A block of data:
___

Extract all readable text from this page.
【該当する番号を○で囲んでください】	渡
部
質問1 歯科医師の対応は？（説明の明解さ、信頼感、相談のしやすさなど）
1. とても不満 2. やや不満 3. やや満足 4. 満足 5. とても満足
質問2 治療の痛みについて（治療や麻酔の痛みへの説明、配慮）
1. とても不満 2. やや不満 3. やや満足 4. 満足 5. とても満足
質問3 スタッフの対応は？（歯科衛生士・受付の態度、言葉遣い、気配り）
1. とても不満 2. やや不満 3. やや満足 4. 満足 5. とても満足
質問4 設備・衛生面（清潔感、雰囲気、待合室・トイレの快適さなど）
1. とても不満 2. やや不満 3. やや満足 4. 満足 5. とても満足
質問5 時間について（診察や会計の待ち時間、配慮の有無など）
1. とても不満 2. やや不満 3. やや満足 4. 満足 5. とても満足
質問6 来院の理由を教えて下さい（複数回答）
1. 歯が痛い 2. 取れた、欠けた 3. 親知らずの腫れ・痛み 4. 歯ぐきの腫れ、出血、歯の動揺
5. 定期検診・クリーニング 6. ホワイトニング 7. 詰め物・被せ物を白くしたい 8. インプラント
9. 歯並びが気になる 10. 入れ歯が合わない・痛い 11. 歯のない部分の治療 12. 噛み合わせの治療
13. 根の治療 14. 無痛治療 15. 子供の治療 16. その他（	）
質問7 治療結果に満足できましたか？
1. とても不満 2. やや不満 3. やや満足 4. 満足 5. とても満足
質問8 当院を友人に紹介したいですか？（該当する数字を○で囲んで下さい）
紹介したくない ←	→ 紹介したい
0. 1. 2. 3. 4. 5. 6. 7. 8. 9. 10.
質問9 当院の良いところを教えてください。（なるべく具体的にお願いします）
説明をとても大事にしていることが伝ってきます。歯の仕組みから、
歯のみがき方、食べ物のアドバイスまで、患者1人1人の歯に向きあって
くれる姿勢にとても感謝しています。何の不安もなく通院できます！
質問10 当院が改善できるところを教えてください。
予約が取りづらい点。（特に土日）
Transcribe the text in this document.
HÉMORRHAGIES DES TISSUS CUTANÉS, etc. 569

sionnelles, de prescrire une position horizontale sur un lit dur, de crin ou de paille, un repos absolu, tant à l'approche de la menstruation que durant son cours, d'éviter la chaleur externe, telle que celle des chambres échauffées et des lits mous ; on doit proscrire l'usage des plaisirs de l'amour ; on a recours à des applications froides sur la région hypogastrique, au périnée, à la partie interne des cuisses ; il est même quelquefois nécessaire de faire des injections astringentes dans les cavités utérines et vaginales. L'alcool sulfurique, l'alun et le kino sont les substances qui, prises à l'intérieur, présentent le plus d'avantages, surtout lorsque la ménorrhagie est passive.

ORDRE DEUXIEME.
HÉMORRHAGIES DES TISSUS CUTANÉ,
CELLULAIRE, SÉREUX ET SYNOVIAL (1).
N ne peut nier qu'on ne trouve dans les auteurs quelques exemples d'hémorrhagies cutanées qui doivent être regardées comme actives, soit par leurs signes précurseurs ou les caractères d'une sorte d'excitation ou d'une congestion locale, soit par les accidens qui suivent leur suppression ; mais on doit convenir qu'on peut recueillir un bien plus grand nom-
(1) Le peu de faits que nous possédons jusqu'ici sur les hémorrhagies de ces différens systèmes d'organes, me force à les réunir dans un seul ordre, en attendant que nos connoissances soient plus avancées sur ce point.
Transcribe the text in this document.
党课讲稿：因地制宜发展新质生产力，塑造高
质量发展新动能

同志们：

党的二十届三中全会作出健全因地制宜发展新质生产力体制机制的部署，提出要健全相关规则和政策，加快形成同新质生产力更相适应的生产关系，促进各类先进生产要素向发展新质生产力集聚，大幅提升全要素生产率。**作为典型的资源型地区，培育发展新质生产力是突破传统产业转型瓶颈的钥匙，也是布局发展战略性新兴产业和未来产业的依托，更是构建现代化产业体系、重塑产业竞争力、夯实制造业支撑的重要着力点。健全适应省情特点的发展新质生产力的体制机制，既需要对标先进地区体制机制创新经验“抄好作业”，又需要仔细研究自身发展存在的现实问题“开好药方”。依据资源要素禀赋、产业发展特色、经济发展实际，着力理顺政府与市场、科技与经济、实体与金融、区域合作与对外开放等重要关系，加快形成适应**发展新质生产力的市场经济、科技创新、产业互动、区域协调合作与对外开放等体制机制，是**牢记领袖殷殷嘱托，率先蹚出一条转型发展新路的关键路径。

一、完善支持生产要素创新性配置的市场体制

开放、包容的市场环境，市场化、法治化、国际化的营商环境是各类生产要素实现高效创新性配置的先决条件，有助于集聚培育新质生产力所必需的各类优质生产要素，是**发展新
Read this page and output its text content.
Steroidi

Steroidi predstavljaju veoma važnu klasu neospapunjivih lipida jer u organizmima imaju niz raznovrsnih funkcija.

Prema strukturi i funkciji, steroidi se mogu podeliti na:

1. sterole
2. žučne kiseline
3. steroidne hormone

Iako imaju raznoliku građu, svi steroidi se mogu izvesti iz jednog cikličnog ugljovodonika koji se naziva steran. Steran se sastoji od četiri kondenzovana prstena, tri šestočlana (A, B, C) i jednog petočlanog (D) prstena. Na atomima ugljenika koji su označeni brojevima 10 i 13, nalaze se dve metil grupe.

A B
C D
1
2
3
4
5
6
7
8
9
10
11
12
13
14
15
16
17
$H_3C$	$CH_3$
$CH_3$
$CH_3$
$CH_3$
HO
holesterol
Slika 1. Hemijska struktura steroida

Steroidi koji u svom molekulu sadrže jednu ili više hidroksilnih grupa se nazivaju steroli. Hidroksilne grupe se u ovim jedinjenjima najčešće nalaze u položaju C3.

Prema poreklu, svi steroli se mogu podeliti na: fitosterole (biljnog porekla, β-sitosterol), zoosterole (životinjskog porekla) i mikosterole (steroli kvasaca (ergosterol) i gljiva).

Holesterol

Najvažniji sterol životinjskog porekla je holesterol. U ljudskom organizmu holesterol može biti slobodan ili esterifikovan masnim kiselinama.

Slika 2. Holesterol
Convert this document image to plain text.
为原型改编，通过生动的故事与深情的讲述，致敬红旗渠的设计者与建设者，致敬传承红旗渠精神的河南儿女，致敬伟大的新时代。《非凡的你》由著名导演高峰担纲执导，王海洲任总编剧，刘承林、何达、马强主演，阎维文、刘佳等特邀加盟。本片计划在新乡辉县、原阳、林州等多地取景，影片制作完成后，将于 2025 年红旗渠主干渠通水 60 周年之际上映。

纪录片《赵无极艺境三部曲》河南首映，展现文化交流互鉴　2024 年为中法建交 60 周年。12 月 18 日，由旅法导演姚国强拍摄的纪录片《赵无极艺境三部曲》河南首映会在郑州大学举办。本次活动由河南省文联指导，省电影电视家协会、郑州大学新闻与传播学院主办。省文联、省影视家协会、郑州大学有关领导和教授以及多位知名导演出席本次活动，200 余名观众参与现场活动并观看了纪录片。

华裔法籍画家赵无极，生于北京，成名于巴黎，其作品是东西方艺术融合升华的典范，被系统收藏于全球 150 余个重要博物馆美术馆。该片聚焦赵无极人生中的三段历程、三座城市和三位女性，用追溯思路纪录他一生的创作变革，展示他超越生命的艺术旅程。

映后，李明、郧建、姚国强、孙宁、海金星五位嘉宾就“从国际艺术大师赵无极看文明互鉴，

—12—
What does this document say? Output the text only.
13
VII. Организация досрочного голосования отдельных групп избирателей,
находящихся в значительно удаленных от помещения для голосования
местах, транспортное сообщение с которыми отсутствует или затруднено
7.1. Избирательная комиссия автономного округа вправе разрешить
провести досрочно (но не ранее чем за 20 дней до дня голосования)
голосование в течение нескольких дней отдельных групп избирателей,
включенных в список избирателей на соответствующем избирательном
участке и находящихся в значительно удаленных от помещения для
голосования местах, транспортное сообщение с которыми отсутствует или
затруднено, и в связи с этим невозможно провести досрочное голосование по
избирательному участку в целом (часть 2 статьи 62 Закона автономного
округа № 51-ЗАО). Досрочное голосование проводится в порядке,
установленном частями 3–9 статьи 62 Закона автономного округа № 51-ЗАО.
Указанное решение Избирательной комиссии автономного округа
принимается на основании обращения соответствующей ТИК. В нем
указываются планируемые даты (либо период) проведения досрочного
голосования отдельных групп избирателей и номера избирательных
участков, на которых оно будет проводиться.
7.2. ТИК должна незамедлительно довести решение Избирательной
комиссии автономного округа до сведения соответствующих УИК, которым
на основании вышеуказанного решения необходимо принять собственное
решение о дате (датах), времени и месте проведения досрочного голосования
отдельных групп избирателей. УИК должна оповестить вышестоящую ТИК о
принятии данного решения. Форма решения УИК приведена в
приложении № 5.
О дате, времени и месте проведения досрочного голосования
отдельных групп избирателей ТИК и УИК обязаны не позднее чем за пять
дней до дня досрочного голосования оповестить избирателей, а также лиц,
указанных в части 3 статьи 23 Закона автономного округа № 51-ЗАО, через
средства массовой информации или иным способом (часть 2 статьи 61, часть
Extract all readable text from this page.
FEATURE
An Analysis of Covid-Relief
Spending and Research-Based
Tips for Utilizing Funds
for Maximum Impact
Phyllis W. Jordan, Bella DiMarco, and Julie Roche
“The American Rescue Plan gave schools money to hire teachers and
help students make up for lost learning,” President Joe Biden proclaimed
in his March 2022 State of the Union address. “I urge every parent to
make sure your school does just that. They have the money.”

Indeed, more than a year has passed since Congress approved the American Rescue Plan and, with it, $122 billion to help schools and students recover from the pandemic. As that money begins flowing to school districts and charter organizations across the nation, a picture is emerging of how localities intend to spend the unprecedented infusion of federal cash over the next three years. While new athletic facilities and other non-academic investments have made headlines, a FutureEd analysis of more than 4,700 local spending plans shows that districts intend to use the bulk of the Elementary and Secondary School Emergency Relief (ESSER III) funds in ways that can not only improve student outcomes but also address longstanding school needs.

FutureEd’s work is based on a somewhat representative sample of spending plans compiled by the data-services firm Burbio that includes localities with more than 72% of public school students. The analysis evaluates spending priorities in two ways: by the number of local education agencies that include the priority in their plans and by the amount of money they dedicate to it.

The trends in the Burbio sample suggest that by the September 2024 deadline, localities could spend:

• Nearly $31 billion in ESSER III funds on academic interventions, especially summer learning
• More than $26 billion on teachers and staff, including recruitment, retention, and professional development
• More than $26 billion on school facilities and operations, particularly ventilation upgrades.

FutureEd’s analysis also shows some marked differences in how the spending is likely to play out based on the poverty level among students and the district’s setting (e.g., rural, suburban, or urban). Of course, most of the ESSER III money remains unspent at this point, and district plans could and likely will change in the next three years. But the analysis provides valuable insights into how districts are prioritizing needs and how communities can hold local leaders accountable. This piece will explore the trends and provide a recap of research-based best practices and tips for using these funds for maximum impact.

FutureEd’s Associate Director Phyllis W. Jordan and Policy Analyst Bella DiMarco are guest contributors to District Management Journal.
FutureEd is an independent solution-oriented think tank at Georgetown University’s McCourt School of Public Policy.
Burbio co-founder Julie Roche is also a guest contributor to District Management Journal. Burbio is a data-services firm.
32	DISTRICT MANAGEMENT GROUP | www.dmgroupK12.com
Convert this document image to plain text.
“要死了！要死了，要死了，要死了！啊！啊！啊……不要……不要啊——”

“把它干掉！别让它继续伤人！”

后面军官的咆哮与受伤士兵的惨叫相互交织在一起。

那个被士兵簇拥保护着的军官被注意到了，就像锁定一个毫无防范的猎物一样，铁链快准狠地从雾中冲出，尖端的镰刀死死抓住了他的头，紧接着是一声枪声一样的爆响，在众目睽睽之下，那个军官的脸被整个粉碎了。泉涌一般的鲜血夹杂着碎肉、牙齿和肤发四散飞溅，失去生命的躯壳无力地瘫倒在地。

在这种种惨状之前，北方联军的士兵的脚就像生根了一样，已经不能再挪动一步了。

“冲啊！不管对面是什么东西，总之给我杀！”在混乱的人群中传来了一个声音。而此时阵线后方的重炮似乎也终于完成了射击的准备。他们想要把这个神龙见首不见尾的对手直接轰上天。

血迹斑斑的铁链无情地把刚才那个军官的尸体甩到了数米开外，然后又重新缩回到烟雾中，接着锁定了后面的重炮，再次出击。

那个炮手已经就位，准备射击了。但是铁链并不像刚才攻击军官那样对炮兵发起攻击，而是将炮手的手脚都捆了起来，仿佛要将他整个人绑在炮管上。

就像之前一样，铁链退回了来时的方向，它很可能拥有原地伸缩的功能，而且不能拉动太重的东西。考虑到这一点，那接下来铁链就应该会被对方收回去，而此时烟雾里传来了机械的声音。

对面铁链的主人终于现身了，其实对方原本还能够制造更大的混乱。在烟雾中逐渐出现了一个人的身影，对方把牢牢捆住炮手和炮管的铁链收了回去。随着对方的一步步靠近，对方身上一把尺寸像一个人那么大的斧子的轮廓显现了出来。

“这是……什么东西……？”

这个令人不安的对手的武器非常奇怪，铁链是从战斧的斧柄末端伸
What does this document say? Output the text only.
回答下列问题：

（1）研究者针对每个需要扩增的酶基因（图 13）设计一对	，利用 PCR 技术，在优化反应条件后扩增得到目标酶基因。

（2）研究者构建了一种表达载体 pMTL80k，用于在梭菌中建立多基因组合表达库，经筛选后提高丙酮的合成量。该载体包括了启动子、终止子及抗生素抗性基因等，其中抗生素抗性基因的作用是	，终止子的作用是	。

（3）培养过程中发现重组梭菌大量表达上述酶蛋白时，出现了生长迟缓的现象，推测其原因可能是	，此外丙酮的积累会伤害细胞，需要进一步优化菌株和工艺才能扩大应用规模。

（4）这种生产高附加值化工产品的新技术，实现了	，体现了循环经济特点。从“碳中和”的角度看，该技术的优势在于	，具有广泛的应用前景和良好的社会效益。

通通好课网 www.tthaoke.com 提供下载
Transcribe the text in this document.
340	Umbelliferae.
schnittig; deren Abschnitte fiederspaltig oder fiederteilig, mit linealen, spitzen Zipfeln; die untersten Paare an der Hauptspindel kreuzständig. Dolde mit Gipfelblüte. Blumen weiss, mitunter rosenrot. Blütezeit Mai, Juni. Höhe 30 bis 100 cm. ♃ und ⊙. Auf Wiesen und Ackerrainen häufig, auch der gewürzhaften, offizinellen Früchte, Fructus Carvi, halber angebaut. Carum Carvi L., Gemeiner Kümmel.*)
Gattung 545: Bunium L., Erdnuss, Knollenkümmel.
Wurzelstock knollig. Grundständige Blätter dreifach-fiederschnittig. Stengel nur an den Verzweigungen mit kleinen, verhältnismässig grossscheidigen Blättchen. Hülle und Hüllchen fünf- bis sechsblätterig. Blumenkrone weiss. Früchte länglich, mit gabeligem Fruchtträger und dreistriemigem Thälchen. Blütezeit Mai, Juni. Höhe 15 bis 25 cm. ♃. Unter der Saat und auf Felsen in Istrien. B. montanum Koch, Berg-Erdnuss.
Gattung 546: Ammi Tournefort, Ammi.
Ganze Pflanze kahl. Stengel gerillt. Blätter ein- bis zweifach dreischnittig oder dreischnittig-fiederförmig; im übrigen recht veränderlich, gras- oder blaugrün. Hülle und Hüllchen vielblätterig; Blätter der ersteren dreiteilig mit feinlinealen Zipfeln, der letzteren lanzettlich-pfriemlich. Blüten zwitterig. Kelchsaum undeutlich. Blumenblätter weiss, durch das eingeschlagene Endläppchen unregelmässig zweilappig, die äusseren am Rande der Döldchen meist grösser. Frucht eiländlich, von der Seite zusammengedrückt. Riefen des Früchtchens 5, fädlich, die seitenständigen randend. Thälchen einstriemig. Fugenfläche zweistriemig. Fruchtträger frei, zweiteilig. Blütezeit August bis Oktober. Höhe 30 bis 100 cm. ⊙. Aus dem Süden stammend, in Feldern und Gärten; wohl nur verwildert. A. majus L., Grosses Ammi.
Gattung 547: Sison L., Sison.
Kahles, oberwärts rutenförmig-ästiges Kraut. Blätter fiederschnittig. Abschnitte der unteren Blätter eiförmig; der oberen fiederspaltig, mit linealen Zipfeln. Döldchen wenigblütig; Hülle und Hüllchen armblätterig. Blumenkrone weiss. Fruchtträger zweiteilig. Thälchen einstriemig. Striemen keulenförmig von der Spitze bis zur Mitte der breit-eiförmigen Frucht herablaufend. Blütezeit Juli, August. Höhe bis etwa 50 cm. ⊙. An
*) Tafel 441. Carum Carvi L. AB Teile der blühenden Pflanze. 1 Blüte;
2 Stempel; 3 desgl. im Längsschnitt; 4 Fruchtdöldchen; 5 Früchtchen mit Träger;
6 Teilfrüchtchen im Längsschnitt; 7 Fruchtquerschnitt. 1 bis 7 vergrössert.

___

§ **Stated problem**:
Count how many lines of the data include the word "которыми". Your reply should be that number alone.

§ **The output**:
2